[Collected data entries]
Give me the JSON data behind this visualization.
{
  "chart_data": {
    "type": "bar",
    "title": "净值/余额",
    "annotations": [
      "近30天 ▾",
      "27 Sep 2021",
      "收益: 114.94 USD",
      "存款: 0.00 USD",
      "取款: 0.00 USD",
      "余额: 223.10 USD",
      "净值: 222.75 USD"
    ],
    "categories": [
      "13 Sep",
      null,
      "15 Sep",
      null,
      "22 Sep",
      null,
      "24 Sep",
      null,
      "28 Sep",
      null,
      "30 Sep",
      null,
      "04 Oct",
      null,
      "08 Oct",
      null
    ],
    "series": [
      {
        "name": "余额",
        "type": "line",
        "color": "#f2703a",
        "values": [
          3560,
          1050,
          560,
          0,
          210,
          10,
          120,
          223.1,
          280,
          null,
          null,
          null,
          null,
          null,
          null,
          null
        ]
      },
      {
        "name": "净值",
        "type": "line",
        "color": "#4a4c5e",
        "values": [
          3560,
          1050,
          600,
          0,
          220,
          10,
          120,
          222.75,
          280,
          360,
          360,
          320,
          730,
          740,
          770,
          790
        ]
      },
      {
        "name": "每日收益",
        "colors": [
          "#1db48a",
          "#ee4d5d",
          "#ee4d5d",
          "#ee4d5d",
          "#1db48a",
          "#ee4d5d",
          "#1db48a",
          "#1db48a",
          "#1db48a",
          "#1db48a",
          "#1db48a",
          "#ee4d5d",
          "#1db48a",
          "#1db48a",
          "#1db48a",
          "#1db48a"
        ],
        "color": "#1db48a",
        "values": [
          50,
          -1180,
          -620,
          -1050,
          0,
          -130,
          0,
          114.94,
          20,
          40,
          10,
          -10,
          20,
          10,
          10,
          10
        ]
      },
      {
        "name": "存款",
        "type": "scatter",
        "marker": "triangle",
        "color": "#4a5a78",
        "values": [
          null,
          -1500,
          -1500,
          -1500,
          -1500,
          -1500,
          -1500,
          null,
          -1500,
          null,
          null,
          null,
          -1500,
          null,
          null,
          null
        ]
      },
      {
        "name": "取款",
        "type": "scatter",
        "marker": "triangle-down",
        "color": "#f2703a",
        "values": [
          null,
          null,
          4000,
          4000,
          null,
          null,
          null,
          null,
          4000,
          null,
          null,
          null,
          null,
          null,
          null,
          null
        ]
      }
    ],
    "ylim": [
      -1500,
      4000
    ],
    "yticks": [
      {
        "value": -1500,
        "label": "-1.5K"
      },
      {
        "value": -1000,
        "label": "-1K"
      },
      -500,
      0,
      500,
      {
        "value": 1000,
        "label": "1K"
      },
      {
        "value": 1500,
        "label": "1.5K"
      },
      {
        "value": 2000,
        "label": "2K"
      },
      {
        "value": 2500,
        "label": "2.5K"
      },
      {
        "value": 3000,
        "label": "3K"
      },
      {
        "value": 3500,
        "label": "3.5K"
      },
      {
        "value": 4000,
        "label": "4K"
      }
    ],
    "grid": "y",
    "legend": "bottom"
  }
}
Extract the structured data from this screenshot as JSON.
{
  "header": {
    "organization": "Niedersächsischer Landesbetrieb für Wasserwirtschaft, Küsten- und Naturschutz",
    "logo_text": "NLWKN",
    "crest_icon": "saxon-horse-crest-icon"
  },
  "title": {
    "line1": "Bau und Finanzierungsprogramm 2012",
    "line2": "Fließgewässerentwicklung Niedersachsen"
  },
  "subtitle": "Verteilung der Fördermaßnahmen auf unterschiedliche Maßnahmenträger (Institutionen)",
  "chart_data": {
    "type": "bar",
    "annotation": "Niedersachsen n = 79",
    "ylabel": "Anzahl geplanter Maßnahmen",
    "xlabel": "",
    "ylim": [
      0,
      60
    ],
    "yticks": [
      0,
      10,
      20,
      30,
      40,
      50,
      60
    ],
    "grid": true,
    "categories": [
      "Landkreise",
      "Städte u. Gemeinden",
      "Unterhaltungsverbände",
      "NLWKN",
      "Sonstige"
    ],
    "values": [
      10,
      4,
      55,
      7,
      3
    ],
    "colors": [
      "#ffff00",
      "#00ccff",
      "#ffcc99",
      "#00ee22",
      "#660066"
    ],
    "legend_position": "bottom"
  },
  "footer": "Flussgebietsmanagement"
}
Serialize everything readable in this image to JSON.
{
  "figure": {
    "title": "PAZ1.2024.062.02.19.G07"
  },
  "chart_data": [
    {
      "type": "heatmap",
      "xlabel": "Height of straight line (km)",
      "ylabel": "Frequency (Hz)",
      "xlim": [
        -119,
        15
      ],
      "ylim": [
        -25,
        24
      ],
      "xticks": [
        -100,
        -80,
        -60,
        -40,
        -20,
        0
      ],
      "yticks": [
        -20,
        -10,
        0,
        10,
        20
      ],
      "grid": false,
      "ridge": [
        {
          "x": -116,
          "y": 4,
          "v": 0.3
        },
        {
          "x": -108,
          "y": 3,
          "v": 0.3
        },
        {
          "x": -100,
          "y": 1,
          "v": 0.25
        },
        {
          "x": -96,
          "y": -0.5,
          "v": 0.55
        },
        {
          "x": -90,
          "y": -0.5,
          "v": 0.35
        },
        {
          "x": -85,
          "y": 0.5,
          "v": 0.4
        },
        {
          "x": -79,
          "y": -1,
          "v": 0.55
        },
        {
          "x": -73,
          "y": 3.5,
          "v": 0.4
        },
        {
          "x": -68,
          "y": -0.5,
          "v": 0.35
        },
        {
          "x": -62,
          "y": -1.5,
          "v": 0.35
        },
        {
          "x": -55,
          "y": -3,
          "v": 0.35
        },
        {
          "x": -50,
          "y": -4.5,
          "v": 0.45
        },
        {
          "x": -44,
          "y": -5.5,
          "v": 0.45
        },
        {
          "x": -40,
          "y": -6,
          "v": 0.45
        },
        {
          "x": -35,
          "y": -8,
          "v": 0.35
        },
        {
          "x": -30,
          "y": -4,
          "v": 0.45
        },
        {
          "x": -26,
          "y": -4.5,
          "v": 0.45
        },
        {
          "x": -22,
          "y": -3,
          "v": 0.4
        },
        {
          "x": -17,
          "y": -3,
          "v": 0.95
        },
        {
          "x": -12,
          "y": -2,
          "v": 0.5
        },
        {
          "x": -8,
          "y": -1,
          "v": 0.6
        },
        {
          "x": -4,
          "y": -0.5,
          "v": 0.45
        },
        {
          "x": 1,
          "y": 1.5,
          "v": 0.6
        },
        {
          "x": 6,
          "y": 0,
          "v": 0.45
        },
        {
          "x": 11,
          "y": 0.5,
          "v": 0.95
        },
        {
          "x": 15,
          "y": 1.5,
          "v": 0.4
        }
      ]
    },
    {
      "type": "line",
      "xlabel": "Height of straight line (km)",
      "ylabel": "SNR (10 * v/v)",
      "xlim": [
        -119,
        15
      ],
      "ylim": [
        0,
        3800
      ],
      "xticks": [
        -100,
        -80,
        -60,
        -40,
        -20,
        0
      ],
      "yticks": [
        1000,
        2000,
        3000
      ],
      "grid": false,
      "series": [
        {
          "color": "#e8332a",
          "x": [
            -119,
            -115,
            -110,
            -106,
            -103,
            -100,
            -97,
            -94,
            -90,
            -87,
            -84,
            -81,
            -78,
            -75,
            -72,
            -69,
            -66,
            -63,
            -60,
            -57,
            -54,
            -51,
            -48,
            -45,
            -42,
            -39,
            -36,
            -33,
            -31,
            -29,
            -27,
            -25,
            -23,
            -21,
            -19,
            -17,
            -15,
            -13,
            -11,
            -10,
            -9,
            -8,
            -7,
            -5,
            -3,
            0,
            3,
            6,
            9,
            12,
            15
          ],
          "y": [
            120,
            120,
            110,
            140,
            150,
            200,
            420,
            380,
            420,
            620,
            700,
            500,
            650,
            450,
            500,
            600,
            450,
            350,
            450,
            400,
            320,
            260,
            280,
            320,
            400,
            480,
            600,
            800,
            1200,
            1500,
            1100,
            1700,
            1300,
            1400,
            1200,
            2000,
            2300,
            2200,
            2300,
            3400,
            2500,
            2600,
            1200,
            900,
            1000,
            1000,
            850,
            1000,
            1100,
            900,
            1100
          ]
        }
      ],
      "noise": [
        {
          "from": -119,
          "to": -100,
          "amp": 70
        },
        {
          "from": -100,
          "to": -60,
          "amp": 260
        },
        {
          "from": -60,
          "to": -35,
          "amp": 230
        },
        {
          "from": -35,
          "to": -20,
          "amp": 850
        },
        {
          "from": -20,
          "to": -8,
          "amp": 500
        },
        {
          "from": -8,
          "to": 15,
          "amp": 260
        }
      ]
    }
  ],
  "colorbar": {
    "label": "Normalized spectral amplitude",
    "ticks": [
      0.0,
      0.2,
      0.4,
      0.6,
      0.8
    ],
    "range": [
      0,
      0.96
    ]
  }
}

WHAT YOU SHOULD DO: Copy out each line of the entries that holds "grid".

THE REPLY:
    "grid": "y",
    "grid": true,
      "grid": false,
      "grid": false,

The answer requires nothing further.